Extracted data entries
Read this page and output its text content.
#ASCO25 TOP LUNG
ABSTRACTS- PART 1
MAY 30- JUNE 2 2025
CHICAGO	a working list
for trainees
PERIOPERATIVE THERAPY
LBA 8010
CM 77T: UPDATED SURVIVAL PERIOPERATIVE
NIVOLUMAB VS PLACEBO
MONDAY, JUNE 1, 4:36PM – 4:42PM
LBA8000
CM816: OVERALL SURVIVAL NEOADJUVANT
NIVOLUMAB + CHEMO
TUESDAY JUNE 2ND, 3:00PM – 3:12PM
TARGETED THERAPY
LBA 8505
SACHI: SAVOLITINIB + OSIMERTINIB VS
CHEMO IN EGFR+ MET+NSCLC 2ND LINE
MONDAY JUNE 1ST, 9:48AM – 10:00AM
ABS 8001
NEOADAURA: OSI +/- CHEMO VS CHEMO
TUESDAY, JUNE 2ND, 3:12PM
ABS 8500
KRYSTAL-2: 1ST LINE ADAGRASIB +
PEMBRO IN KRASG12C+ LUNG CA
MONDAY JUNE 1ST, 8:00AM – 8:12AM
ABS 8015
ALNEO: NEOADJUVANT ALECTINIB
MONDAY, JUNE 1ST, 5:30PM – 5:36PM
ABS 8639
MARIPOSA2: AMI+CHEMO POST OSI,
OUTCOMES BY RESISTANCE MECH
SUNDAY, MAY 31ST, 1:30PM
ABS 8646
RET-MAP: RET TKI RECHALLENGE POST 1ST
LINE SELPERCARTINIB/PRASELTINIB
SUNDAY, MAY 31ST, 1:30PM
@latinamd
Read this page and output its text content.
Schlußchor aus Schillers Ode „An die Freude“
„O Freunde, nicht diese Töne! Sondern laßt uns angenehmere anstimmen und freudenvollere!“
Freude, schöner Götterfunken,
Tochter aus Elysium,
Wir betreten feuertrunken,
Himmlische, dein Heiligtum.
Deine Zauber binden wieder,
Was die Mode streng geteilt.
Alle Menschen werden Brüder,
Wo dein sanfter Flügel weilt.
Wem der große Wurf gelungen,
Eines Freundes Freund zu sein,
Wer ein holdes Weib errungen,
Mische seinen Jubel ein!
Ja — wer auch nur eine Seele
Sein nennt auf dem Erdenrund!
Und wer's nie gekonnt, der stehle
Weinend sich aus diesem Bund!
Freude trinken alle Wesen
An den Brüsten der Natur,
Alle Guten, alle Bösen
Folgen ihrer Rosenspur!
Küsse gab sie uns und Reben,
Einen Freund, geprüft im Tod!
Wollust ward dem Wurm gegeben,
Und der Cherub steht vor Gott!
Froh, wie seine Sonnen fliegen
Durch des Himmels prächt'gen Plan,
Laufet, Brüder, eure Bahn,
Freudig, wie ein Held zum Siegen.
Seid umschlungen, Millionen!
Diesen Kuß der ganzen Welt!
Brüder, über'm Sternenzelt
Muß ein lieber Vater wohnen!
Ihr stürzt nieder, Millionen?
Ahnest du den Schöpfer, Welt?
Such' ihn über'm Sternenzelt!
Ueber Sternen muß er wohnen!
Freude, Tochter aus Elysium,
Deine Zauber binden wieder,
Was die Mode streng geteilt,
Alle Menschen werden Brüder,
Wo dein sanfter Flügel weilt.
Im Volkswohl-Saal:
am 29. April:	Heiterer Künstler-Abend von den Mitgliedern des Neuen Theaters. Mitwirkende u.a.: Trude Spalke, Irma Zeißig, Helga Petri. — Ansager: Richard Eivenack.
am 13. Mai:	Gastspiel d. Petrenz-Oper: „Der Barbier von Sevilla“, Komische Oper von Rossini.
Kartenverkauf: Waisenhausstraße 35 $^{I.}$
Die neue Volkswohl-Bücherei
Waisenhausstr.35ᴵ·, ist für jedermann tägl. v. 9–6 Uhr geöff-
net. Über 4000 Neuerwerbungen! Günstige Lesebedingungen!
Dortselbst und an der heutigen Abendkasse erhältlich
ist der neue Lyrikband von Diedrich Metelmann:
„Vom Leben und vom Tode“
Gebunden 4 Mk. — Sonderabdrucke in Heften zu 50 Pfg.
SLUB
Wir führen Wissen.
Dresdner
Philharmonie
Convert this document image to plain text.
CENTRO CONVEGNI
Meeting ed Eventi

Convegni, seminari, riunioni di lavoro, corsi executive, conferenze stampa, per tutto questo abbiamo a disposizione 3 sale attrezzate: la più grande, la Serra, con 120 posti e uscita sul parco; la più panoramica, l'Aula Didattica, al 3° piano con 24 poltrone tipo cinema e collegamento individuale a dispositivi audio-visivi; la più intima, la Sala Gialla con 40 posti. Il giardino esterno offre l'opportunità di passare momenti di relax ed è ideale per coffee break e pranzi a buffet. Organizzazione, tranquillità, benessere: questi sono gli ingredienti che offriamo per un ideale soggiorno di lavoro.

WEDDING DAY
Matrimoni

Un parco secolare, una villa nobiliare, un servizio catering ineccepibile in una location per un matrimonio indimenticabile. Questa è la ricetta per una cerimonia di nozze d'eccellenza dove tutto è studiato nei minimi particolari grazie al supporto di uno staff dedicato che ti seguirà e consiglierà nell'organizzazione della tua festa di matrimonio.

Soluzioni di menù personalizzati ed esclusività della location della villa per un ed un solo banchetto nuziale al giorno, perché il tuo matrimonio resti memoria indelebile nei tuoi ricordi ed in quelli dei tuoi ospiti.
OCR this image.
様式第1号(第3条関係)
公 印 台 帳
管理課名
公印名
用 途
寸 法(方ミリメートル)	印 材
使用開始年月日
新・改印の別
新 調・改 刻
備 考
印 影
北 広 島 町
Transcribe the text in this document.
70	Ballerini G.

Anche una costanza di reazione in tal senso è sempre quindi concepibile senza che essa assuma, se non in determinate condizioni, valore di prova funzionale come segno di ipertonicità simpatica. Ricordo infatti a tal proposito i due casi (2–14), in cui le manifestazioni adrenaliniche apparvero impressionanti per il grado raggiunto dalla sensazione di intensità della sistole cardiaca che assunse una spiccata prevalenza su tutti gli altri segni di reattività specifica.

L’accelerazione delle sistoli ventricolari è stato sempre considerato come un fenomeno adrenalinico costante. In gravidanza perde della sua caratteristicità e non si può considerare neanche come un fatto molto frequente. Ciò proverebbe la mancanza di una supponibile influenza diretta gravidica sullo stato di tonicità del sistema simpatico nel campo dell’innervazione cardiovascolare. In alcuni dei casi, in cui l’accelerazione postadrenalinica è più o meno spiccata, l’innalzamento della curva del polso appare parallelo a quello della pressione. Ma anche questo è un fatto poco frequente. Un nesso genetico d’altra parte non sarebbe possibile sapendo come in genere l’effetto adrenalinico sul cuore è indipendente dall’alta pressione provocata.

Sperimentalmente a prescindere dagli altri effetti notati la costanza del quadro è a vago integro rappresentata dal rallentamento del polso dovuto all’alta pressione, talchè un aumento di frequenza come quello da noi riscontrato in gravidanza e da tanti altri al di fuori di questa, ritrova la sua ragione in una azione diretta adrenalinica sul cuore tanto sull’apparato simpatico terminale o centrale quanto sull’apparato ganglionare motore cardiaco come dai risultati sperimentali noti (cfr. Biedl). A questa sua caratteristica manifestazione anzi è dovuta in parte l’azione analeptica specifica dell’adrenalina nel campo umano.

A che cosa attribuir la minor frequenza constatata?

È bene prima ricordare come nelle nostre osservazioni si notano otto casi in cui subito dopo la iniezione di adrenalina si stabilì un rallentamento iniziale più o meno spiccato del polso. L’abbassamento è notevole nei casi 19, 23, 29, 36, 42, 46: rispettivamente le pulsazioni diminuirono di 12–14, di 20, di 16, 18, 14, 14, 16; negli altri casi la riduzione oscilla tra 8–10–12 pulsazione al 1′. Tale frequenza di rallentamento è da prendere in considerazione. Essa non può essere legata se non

Your objective
Write out the full set of records exactly as given.

Task response
Read this page and output its text content.
#ASCO25 TOP LUNG
ABSTRACTS- PART 1
MAY 30- JUNE 2 2025
CHICAGO	a working list
for trainees
PERIOPERATIVE THERAPY
LBA 8010
CM 77T: UPDATED SURVIVAL PERIOPERATIVE
NIVOLUMAB VS PLACEBO
MONDAY, JUNE 1, 4:36PM – 4:42PM
LBA8000
CM816: OVERALL SURVIVAL NEOADJUVANT
NIVOLUMAB + CHEMO
TUESDAY JUNE 2ND, 3:00PM – 3:12PM
TARGETED THERAPY
LBA 8505
SACHI: SAVOLITINIB + OSIMERTINIB VS
CHEMO IN EGFR+ MET+NSCLC 2ND LINE
MONDAY JUNE 1ST, 9:48AM – 10:00AM
ABS 8001
NEOADAURA: OSI +/- CHEMO VS CHEMO
TUESDAY, JUNE 2ND, 3:12PM
ABS 8500
KRYSTAL-2: 1ST LINE ADAGRASIB +
PEMBRO IN KRASG12C+ LUNG CA
MONDAY JUNE 1ST, 8:00AM – 8:12AM
ABS 8015
ALNEO: NEOADJUVANT ALECTINIB
MONDAY, JUNE 1ST, 5:30PM – 5:36PM
ABS 8639
MARIPOSA2: AMI+CHEMO POST OSI,
OUTCOMES BY RESISTANCE MECH
SUNDAY, MAY 31ST, 1:30PM
ABS 8646
RET-MAP: RET TKI RECHALLENGE POST 1ST
LINE SELPERCARTINIB/PRASELTINIB
SUNDAY, MAY 31ST, 1:30PM
@latinamd
Read this page and output its text content.
Schlußchor aus Schillers Ode „An die Freude“
„O Freunde, nicht diese Töne! Sondern laßt uns angenehmere anstimmen und freudenvollere!“
Freude, schöner Götterfunken,
Tochter aus Elysium,
Wir betreten feuertrunken,
Himmlische, dein Heiligtum.
Deine Zauber binden wieder,
Was die Mode streng geteilt.
Alle Menschen werden Brüder,
Wo dein sanfter Flügel weilt.
Wem der große Wurf gelungen,
Eines Freundes Freund zu sein,
Wer ein holdes Weib errungen,
Mische seinen Jubel ein!
Ja — wer auch nur eine Seele
Sein nennt auf dem Erdenrund!
Und wer's nie gekonnt, der stehle
Weinend sich aus diesem Bund!
Freude trinken alle Wesen
An den Brüsten der Natur,
Alle Guten, alle Bösen
Folgen ihrer Rosenspur!
Küsse gab sie uns und Reben,
Einen Freund, geprüft im Tod!
Wollust ward dem Wurm gegeben,
Und der Cherub steht vor Gott!
Froh, wie seine Sonnen fliegen
Durch des Himmels prächt'gen Plan,
Laufet, Brüder, eure Bahn,
Freudig, wie ein Held zum Siegen.
Seid umschlungen, Millionen!
Diesen Kuß der ganzen Welt!
Brüder, über'm Sternenzelt
Muß ein lieber Vater wohnen!
Ihr stürzt nieder, Millionen?
Ahnest du den Schöpfer, Welt?
Such' ihn über'm Sternenzelt!
Ueber Sternen muß er wohnen!
Freude, Tochter aus Elysium,
Deine Zauber binden wieder,
Was die Mode streng geteilt,
Alle Menschen werden Brüder,
Wo dein sanfter Flügel weilt.
Im Volkswohl-Saal:
am 29. April:	Heiterer Künstler-Abend von den Mitgliedern des Neuen Theaters. Mitwirkende u.a.: Trude Spalke, Irma Zeißig, Helga Petri. — Ansager: Richard Eivenack.
am 13. Mai:	Gastspiel d. Petrenz-Oper: „Der Barbier von Sevilla“, Komische Oper von Rossini.
Kartenverkauf: Waisenhausstraße 35 $^{I.}$
Die neue Volkswohl-Bücherei
Waisenhausstr.35ᴵ·, ist für jedermann tägl. v. 9–6 Uhr geöff-
net. Über 4000 Neuerwerbungen! Günstige Lesebedingungen!
Dortselbst und an der heutigen Abendkasse erhältlich
ist der neue Lyrikband von Diedrich Metelmann:
„Vom Leben und vom Tode“
Gebunden 4 Mk. — Sonderabdrucke in Heften zu 50 Pfg.
SLUB
Wir führen Wissen.
Dresdner
Philharmonie
Convert this document image to plain text.
CENTRO CONVEGNI
Meeting ed Eventi

Convegni, seminari, riunioni di lavoro, corsi executive, conferenze stampa, per tutto questo abbiamo a disposizione 3 sale attrezzate: la più grande, la Serra, con 120 posti e uscita sul parco; la più panoramica, l'Aula Didattica, al 3° piano con 24 poltrone tipo cinema e collegamento individuale a dispositivi audio-visivi; la più intima, la Sala Gialla con 40 posti. Il giardino esterno offre l'opportunità di passare momenti di relax ed è ideale per coffee break e pranzi a buffet. Organizzazione, tranquillità, benessere: questi sono gli ingredienti che offriamo per un ideale soggiorno di lavoro.

WEDDING DAY
Matrimoni

Un parco secolare, una villa nobiliare, un servizio catering ineccepibile in una location per un matrimonio indimenticabile. Questa è la ricetta per una cerimonia di nozze d'eccellenza dove tutto è studiato nei minimi particolari grazie al supporto di uno staff dedicato che ti seguirà e consiglierà nell'organizzazione della tua festa di matrimonio.

Soluzioni di menù personalizzati ed esclusività della location della villa per un ed un solo banchetto nuziale al giorno, perché il tuo matrimonio resti memoria indelebile nei tuoi ricordi ed in quelli dei tuoi ospiti.
OCR this image.
様式第1号(第3条関係)
公 印 台 帳
管理課名
公印名
用 途
寸 法(方ミリメートル)	印 材
使用開始年月日
新・改印の別
新 調・改 刻
備 考
印 影
北 広 島 町
Transcribe the text in this document.
70	Ballerini G.

Anche una costanza di reazione in tal senso è sempre quindi concepibile senza che essa assuma, se non in determinate condizioni, valore di prova funzionale come segno di ipertonicità simpatica. Ricordo infatti a tal proposito i due casi (2–14), in cui le manifestazioni adrenaliniche apparvero impressionanti per il grado raggiunto dalla sensazione di intensità della sistole cardiaca che assunse una spiccata prevalenza su tutti gli altri segni di reattività specifica.

L’accelerazione delle sistoli ventricolari è stato sempre considerato come un fenomeno adrenalinico costante. In gravidanza perde della sua caratteristicità e non si può considerare neanche come un fatto molto frequente. Ciò proverebbe la mancanza di una supponibile influenza diretta gravidica sullo stato di tonicità del sistema simpatico nel campo dell’innervazione cardiovascolare. In alcuni dei casi, in cui l’accelerazione postadrenalinica è più o meno spiccata, l’innalzamento della curva del polso appare parallelo a quello della pressione. Ma anche questo è un fatto poco frequente. Un nesso genetico d’altra parte non sarebbe possibile sapendo come in genere l’effetto adrenalinico sul cuore è indipendente dall’alta pressione provocata.

Sperimentalmente a prescindere dagli altri effetti notati la costanza del quadro è a vago integro rappresentata dal rallentamento del polso dovuto all’alta pressione, talchè un aumento di frequenza come quello da noi riscontrato in gravidanza e da tanti altri al di fuori di questa, ritrova la sua ragione in una azione diretta adrenalinica sul cuore tanto sull’apparato simpatico terminale o centrale quanto sull’apparato ganglionare motore cardiaco come dai risultati sperimentali noti (cfr. Biedl). A questa sua caratteristica manifestazione anzi è dovuta in parte l’azione analeptica specifica dell’adrenalina nel campo umano.

A che cosa attribuir la minor frequenza constatata?

È bene prima ricordare come nelle nostre osservazioni si notano otto casi in cui subito dopo la iniezione di adrenalina si stabilì un rallentamento iniziale più o meno spiccato del polso. L’abbassamento è notevole nei casi 19, 23, 29, 36, 42, 46: rispettivamente le pulsazioni diminuirono di 12–14, di 20, di 16, 18, 14, 14, 16; negli altri casi la riduzione oscilla tra 8–10–12 pulsazione al 1′. Tale frequenza di rallentamento è da prendere in considerazione. Essa non può essere legata se non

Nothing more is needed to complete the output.